▸ JOB
All of the records below should be output exactly.
◇ ◇ ◇ ◇
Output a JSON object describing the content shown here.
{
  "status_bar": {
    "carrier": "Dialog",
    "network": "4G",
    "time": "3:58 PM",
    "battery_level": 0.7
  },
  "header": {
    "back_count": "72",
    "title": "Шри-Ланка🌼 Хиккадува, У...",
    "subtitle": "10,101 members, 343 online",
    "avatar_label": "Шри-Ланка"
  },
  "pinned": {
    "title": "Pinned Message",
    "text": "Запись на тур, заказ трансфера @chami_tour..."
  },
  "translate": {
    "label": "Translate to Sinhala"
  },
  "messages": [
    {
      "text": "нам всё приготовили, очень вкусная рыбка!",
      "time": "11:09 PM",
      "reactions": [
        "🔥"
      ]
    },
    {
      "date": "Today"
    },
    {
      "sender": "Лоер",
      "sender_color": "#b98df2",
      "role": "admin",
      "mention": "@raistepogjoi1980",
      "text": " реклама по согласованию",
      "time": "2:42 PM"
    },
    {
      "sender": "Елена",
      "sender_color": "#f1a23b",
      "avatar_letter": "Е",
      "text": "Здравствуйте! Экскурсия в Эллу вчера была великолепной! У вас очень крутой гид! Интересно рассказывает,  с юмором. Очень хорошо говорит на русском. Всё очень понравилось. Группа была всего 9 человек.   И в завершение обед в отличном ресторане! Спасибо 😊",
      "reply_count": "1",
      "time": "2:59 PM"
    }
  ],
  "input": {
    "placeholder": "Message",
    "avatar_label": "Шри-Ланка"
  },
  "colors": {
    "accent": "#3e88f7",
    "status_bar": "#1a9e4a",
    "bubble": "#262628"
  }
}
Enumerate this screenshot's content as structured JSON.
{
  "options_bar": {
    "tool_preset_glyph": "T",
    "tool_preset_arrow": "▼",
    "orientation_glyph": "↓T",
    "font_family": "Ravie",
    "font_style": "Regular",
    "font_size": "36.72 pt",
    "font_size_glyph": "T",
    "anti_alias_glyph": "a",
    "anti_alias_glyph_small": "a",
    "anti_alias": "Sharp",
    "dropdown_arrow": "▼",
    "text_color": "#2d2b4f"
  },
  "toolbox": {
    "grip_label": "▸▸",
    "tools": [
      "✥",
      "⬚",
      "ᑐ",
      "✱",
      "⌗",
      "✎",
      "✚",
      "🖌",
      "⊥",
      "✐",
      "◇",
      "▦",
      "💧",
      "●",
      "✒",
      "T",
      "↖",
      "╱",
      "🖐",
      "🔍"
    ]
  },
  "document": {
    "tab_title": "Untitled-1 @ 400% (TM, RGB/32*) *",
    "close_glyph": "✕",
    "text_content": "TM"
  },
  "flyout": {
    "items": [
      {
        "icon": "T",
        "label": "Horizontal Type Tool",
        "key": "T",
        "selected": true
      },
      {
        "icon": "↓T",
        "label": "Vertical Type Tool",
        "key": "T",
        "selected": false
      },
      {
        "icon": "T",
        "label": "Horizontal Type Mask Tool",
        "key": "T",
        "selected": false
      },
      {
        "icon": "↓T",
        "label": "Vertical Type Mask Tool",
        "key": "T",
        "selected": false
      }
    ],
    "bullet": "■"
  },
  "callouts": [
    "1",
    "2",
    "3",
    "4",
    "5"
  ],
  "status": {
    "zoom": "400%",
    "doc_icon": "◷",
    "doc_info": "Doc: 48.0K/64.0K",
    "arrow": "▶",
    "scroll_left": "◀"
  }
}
◇ ◇ ◇ ◇
▸ RESPONSE BELOW
Output a JSON object describing the content shown here.
{
  "status_bar": {
    "carrier": "Dialog",
    "network": "4G",
    "time": "3:58 PM",
    "battery_level": 0.7
  },
  "header": {
    "back_count": "72",
    "title": "Шри-Ланка🌼 Хиккадува, У...",
    "subtitle": "10,101 members, 343 online",
    "avatar_label": "Шри-Ланка"
  },
  "pinned": {
    "title": "Pinned Message",
    "text": "Запись на тур, заказ трансфера @chami_tour..."
  },
  "translate": {
    "label": "Translate to Sinhala"
  },
  "messages": [
    {
      "text": "нам всё приготовили, очень вкусная рыбка!",
      "time": "11:09 PM",
      "reactions": [
        "🔥"
      ]
    },
    {
      "date": "Today"
    },
    {
      "sender": "Лоер",
      "sender_color": "#b98df2",
      "role": "admin",
      "mention": "@raistepogjoi1980",
      "text": " реклама по согласованию",
      "time": "2:42 PM"
    },
    {
      "sender": "Елена",
      "sender_color": "#f1a23b",
      "avatar_letter": "Е",
      "text": "Здравствуйте! Экскурсия в Эллу вчера была великолепной! У вас очень крутой гид! Интересно рассказывает,  с юмором. Очень хорошо говорит на русском. Всё очень понравилось. Группа была всего 9 человек.   И в завершение обед в отличном ресторане! Спасибо 😊",
      "reply_count": "1",
      "time": "2:59 PM"
    }
  ],
  "input": {
    "placeholder": "Message",
    "avatar_label": "Шри-Ланка"
  },
  "colors": {
    "accent": "#3e88f7",
    "status_bar": "#1a9e4a",
    "bubble": "#262628"
  }
}
Enumerate this screenshot's content as structured JSON.
{
  "options_bar": {
    "tool_preset_glyph": "T",
    "tool_preset_arrow": "▼",
    "orientation_glyph": "↓T",
    "font_family": "Ravie",
    "font_style": "Regular",
    "font_size": "36.72 pt",
    "font_size_glyph": "T",
    "anti_alias_glyph": "a",
    "anti_alias_glyph_small": "a",
    "anti_alias": "Sharp",
    "dropdown_arrow": "▼",
    "text_color": "#2d2b4f"
  },
  "toolbox": {
    "grip_label": "▸▸",
    "tools": [
      "✥",
      "⬚",
      "ᑐ",
      "✱",
      "⌗",
      "✎",
      "✚",
      "🖌",
      "⊥",
      "✐",
      "◇",
      "▦",
      "💧",
      "●",
      "✒",
      "T",
      "↖",
      "╱",
      "🖐",
      "🔍"
    ]
  },
  "document": {
    "tab_title": "Untitled-1 @ 400% (TM, RGB/32*) *",
    "close_glyph": "✕",
    "text_content": "TM"
  },
  "flyout": {
    "items": [
      {
        "icon": "T",
        "label": "Horizontal Type Tool",
        "key": "T",
        "selected": true
      },
      {
        "icon": "↓T",
        "label": "Vertical Type Tool",
        "key": "T",
        "selected": false
      },
      {
        "icon": "T",
        "label": "Horizontal Type Mask Tool",
        "key": "T",
        "selected": false
      },
      {
        "icon": "↓T",
        "label": "Vertical Type Mask Tool",
        "key": "T",
        "selected": false
      }
    ],
    "bullet": "■"
  },
  "callouts": [
    "1",
    "2",
    "3",
    "4",
    "5"
  ],
  "status": {
    "zoom": "400%",
    "doc_icon": "◷",
    "doc_info": "Doc: 48.0K/64.0K",
    "arrow": "▶",
    "scroll_left": "◀"
  }
}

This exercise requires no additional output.